• What to do: Go through the data below. List every line that holds the word "practice".

---------- Records for the exercise ----------

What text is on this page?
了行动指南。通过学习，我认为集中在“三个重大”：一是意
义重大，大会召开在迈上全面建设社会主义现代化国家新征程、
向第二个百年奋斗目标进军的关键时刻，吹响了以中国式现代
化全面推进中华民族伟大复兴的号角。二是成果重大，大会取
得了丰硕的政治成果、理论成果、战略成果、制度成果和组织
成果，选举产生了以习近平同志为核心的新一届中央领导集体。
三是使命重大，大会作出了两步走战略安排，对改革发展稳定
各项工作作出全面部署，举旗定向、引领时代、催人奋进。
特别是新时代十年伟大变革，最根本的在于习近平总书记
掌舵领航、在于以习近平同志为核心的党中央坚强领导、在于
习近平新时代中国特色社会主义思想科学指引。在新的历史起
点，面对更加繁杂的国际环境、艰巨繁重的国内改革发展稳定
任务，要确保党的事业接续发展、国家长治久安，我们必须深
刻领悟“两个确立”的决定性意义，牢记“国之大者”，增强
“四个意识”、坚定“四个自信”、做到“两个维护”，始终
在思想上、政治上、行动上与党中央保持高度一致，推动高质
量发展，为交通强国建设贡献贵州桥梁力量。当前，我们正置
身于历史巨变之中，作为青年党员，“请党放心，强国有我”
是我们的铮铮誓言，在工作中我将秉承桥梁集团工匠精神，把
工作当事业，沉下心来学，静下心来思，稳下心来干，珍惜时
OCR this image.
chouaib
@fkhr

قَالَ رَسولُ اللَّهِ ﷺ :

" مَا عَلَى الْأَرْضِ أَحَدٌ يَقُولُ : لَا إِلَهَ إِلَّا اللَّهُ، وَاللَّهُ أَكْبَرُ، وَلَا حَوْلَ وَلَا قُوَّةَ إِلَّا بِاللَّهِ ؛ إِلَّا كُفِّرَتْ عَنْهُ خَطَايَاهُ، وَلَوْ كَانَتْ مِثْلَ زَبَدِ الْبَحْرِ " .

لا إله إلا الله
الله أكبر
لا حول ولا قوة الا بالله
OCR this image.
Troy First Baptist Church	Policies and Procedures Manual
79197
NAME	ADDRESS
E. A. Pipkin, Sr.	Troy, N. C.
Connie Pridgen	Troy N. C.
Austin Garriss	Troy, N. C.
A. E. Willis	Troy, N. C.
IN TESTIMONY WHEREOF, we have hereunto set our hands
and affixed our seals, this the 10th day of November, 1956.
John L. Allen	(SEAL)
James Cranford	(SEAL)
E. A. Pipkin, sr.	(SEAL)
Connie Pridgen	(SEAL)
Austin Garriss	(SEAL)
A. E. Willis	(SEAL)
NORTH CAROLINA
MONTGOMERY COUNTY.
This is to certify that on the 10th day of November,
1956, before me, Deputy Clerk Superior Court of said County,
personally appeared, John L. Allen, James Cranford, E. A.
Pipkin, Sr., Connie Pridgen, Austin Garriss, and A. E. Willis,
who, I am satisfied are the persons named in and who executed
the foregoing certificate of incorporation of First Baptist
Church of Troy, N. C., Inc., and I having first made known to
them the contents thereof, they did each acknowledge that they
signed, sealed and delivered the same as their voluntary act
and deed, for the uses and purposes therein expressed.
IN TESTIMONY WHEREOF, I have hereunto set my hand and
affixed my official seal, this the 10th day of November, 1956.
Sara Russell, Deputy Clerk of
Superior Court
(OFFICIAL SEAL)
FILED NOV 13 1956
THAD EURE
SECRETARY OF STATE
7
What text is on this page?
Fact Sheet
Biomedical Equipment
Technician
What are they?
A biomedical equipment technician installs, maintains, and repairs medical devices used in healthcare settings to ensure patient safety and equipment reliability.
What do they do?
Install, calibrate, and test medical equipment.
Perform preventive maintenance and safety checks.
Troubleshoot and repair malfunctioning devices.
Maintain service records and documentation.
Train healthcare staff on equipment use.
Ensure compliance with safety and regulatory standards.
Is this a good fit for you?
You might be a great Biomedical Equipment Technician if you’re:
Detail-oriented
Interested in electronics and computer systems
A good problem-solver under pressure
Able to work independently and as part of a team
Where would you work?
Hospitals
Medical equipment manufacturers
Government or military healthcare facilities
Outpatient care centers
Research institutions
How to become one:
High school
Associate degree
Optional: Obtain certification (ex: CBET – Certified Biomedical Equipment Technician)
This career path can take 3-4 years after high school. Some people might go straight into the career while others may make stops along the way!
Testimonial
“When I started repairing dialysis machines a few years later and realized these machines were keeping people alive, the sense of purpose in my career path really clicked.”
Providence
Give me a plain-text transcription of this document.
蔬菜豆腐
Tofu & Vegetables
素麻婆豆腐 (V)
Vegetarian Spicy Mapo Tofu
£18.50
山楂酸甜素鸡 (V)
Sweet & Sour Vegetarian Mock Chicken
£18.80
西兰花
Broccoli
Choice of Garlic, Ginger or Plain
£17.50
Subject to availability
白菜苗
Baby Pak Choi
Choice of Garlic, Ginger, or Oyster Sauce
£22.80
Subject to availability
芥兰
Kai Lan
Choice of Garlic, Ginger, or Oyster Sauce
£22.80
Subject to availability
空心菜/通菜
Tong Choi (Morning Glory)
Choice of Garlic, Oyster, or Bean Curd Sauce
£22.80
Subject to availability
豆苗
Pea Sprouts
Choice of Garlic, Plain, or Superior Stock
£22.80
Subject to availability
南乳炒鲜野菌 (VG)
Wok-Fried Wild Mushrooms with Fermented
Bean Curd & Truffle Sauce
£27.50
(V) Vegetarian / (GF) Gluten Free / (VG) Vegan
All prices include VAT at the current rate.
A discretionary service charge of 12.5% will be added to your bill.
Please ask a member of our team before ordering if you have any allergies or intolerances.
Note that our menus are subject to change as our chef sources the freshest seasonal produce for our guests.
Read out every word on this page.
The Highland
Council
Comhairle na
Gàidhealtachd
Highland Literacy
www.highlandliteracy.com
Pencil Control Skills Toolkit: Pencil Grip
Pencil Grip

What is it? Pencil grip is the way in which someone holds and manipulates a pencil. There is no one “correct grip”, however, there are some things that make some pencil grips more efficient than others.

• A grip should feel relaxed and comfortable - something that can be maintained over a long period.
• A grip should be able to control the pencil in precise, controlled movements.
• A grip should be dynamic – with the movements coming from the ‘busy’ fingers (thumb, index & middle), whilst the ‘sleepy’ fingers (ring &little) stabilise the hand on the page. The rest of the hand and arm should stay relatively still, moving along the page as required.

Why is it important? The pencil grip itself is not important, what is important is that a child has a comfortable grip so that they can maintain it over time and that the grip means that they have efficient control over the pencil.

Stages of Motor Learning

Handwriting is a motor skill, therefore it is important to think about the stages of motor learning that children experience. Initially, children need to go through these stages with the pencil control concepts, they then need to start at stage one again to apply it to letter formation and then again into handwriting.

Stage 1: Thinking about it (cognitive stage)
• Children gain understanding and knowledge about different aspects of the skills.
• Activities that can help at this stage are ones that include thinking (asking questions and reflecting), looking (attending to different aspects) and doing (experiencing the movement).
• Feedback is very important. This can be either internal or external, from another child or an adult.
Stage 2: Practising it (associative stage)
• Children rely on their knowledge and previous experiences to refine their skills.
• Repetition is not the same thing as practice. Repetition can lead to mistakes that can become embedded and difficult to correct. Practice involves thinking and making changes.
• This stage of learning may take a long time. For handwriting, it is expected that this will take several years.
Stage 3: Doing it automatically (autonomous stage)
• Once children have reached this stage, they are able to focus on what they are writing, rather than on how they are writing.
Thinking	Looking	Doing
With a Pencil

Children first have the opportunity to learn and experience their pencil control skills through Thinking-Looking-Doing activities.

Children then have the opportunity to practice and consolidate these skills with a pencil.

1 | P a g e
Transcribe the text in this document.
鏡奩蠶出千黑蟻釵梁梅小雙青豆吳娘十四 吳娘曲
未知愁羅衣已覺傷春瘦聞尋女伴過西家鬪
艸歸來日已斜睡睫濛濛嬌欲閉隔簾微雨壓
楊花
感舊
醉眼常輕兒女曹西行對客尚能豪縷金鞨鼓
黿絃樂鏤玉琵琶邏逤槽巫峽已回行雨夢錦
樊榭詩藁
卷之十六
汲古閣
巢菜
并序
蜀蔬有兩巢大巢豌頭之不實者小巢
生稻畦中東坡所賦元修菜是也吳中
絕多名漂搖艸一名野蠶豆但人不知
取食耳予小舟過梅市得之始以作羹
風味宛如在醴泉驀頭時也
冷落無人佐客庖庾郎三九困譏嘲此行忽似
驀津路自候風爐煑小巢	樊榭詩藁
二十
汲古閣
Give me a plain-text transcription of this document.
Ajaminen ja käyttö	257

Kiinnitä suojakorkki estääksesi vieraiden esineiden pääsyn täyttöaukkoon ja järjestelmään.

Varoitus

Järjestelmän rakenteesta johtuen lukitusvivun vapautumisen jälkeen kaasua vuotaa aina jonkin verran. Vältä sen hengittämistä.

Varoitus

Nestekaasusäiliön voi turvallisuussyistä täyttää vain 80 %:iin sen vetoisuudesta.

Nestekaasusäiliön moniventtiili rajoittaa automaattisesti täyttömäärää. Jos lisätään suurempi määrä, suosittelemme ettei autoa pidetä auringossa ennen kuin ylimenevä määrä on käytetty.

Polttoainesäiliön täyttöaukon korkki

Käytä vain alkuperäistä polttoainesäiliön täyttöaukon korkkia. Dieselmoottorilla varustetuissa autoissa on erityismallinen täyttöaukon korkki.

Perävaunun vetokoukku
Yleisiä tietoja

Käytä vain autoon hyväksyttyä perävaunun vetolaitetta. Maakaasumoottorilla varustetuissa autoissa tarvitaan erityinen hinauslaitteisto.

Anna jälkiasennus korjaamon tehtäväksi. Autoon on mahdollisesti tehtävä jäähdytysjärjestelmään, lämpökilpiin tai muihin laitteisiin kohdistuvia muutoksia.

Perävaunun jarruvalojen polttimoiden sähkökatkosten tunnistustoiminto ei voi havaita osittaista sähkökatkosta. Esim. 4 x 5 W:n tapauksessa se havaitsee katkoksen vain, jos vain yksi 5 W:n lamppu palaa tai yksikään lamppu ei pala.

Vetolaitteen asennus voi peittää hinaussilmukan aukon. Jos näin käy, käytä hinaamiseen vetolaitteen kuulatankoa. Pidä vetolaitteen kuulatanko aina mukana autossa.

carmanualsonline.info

----------

• Answer to the problem:
• Repetition is not the same thing as practice. Repetition can lead to mistakes that can become embedded and difficult to correct. Practice involves thinking and making changes.
Children then have the opportunity to practice and consolidate these skills with a pencil.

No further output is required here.